GIVEN EXERCISE →
Report only the number of lines in the records that contain the word "JSON".

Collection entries
================
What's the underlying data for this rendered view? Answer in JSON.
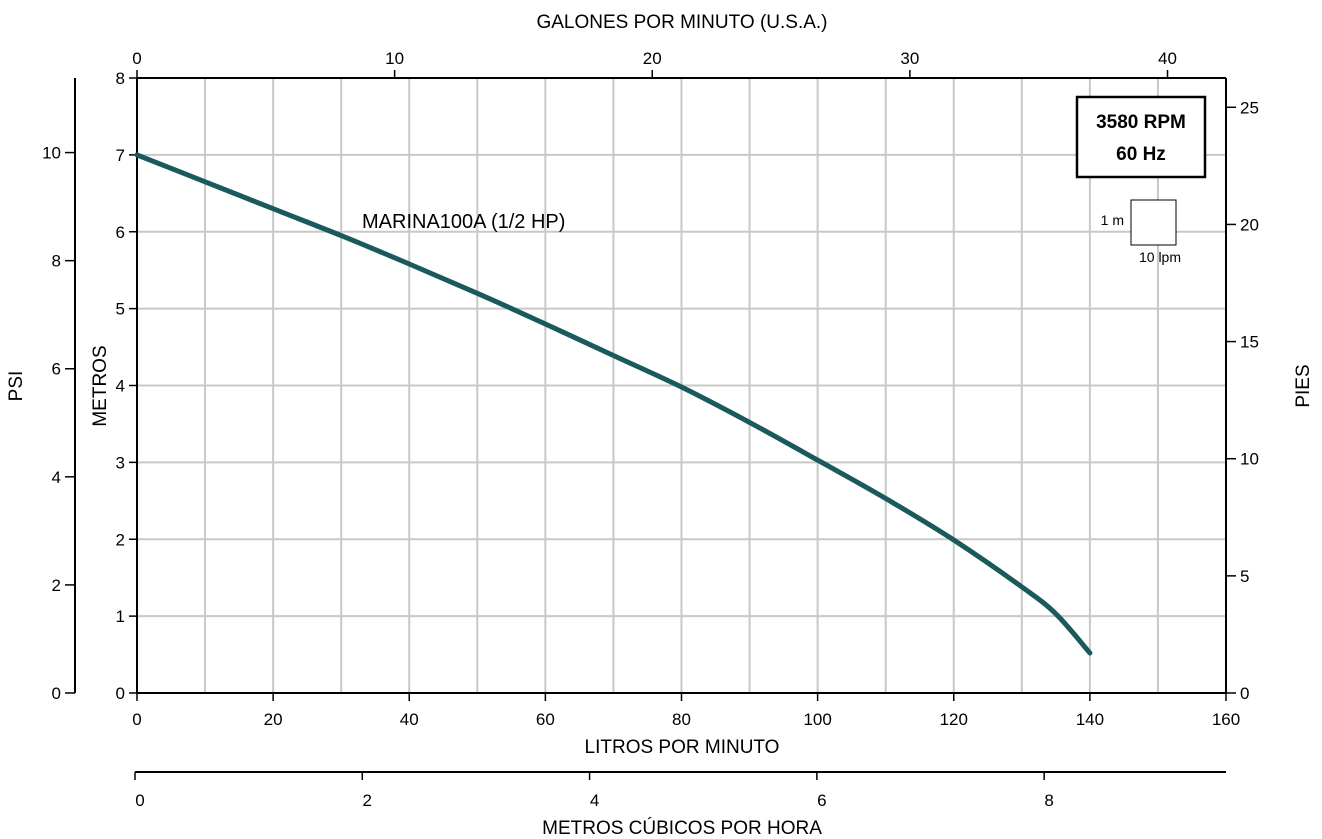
{
  "chart_data": {
    "type": "line",
    "series": [
      {
        "name": "MARINA100A (1/2 HP)",
        "color": "#1a5a5c",
        "x": [
          0,
          10,
          20,
          30,
          40,
          50,
          60,
          70,
          80,
          90,
          100,
          110,
          120,
          130,
          135,
          140
        ],
        "y": [
          7.0,
          6.65,
          6.3,
          5.95,
          5.58,
          5.2,
          4.8,
          4.39,
          3.98,
          3.52,
          3.03,
          2.53,
          1.99,
          1.38,
          1.03,
          0.52
        ]
      }
    ],
    "axes": {
      "bottom": {
        "label": "LITROS POR MINUTO",
        "range": [
          0,
          160
        ],
        "ticks": [
          0,
          20,
          40,
          60,
          80,
          100,
          120,
          140,
          160
        ]
      },
      "top": {
        "label": "GALONES POR MINUTO (U.S.A.)",
        "range": [
          0,
          42.27
        ],
        "ticks": [
          0,
          10,
          20,
          30,
          40
        ]
      },
      "m3h": {
        "label": "METROS CÚBICOS POR HORA",
        "range": [
          0,
          9.6
        ],
        "ticks": [
          0,
          2,
          4,
          6,
          8
        ]
      },
      "left_inner": {
        "label": "METROS",
        "range": [
          0,
          8
        ],
        "ticks": [
          0,
          1,
          2,
          3,
          4,
          5,
          6,
          7,
          8
        ]
      },
      "left_outer": {
        "label": "PSI",
        "range": [
          0,
          11.38
        ],
        "ticks": [
          0,
          2,
          4,
          6,
          8,
          10
        ]
      },
      "right": {
        "label": "PIES",
        "range": [
          0,
          26.25
        ],
        "ticks": [
          0,
          5,
          10,
          15,
          20,
          25
        ]
      }
    },
    "grid": true,
    "grid_minor_x_step_lpm": 10,
    "annotations": {
      "speed_box": {
        "line1": "3580 RPM",
        "line2": "60 Hz"
      },
      "scale_key": {
        "vertical": "1 m",
        "horizontal": "10 lpm"
      }
    }
  }
}
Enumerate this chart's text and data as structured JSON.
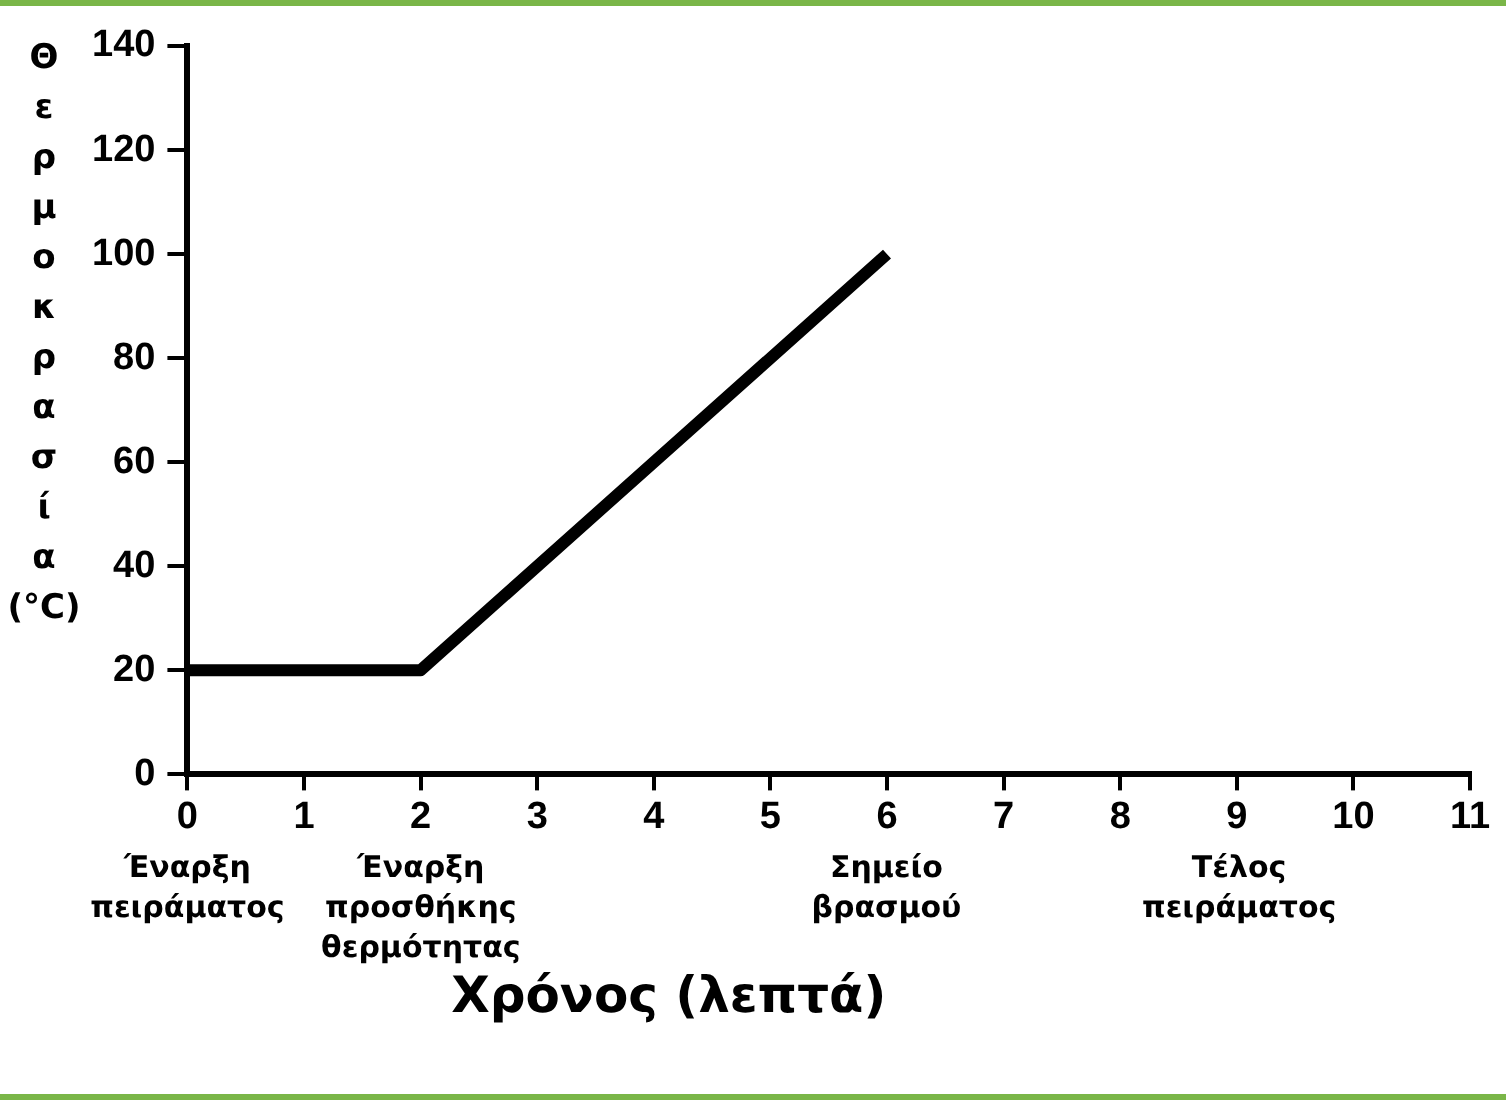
{
  "chart_data": {
    "type": "line",
    "xlabel": "Χρόνος (λεπτά)",
    "ylabel": "Θερμοκρασία (°C)",
    "x": [
      0,
      2,
      6
    ],
    "series": [
      {
        "color": "#000000",
        "values": [
          20,
          20,
          100
        ]
      }
    ],
    "xlim": [
      0,
      11
    ],
    "xticks": [
      0,
      1,
      2,
      3,
      4,
      5,
      6,
      7,
      8,
      9,
      10,
      11
    ],
    "ylim": [
      0,
      140
    ],
    "yticks": [
      0,
      20,
      40,
      60,
      80,
      100,
      120,
      140
    ],
    "grid": false,
    "legend": false,
    "marker": "none",
    "line_style": "solid",
    "annotations": [
      "Έναρξη\nπειράματος",
      "Έναρξη\nπροσθήκης\nθερμότητας",
      "Σημείο\nβρασμού",
      "Τέλος\nπειράματος"
    ]
  }
}
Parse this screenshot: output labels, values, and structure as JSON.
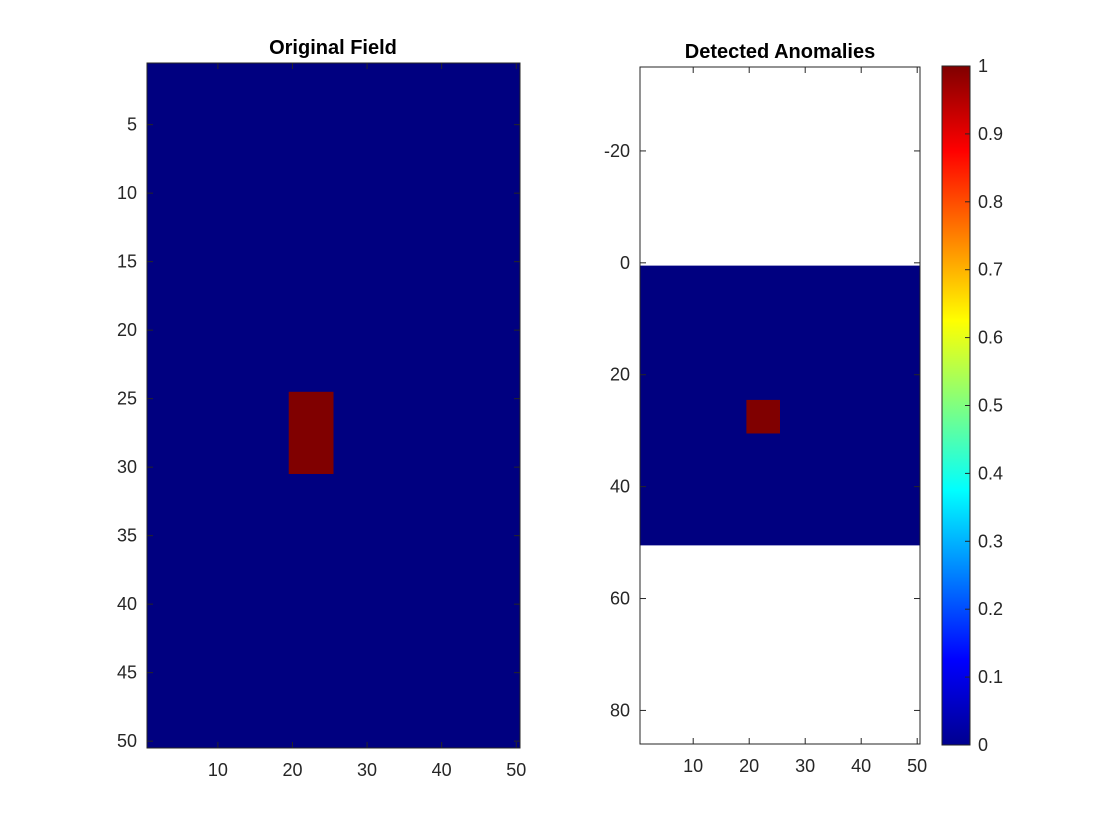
{
  "chart_data": [
    {
      "type": "heatmap",
      "title": "Original Field",
      "xlim": [
        0.5,
        50.5
      ],
      "ylim": [
        0.5,
        50.5
      ],
      "y_reversed": true,
      "xticks": [
        10,
        20,
        30,
        40,
        50
      ],
      "yticks": [
        5,
        10,
        15,
        20,
        25,
        30,
        35,
        40,
        45,
        50
      ],
      "background_value": 0,
      "cells": [
        {
          "label": "anomaly",
          "x": [
            20,
            25
          ],
          "y": [
            25,
            30
          ],
          "value": 1
        }
      ]
    },
    {
      "type": "heatmap",
      "title": "Detected Anomalies",
      "xlim": [
        0.5,
        50.5
      ],
      "ylim": [
        -35,
        86
      ],
      "y_reversed": true,
      "xticks": [
        10,
        20,
        30,
        40,
        50
      ],
      "yticks": [
        -20,
        0,
        20,
        40,
        60,
        80
      ],
      "image_extent": {
        "x": [
          0.5,
          50.5
        ],
        "y": [
          0.5,
          50.5
        ]
      },
      "background_value": 0,
      "cells": [
        {
          "label": "anomaly",
          "x": [
            20,
            25
          ],
          "y": [
            25,
            30
          ],
          "value": 1
        }
      ],
      "colorbar": {
        "colormap": "jet",
        "range": [
          0,
          1
        ],
        "ticks": [
          0,
          0.1,
          0.2,
          0.3,
          0.4,
          0.5,
          0.6,
          0.7,
          0.8,
          0.9,
          1
        ]
      }
    }
  ],
  "colors": {
    "low": "#000080",
    "high": "#800000",
    "axis": "#262626"
  }
}
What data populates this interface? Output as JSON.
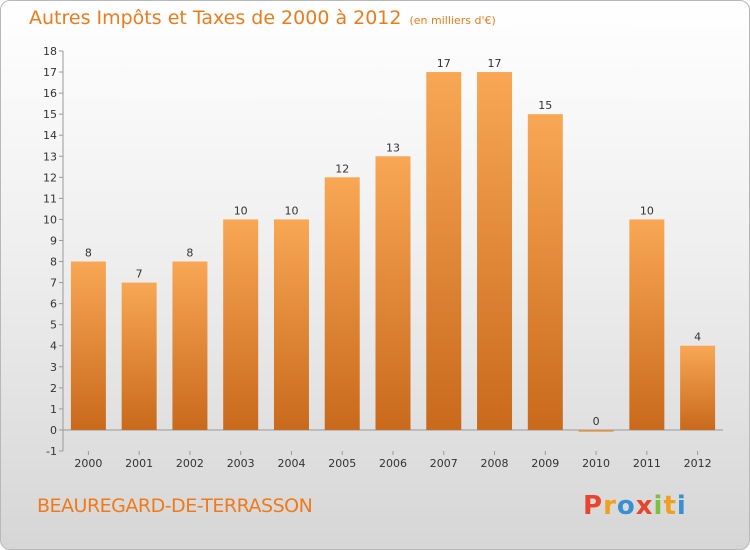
{
  "header": {
    "title": "Autres Impôts et Taxes de 2000 à 2012",
    "subtitle": "(en milliers d'€)"
  },
  "footer": {
    "place": "BEAUREGARD-DE-TERRASSON",
    "logo": [
      "P",
      "r",
      "o",
      "x",
      "i",
      "t",
      "i"
    ],
    "logo_colors": [
      "#e8452c",
      "#f0a020",
      "#3a8fd0",
      "#e8452c",
      "#7cc040",
      "#f0a020",
      "#3a8fd0"
    ]
  },
  "colors": {
    "bar_top": "#f8a755",
    "bar_bottom": "#c9691c",
    "title": "#f07a1a",
    "axis": "#999999"
  },
  "chart_data": {
    "type": "bar",
    "categories": [
      "2000",
      "2001",
      "2002",
      "2003",
      "2004",
      "2005",
      "2006",
      "2007",
      "2008",
      "2009",
      "2010",
      "2011",
      "2012"
    ],
    "values": [
      8,
      7,
      8,
      10,
      10,
      12,
      13,
      17,
      17,
      15,
      0,
      10,
      4
    ],
    "ylim": [
      -1,
      18
    ],
    "yticks": [
      -1,
      0,
      1,
      2,
      3,
      4,
      5,
      6,
      7,
      8,
      9,
      10,
      11,
      12,
      13,
      14,
      15,
      16,
      17,
      18
    ],
    "data_labels": [
      "8",
      "7",
      "8",
      "10",
      "10",
      "12",
      "13",
      "17",
      "17",
      "15",
      "0",
      "10",
      "4"
    ],
    "grid": false,
    "legend": "none"
  }
}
================
ANSWER FOR THE TASK →
4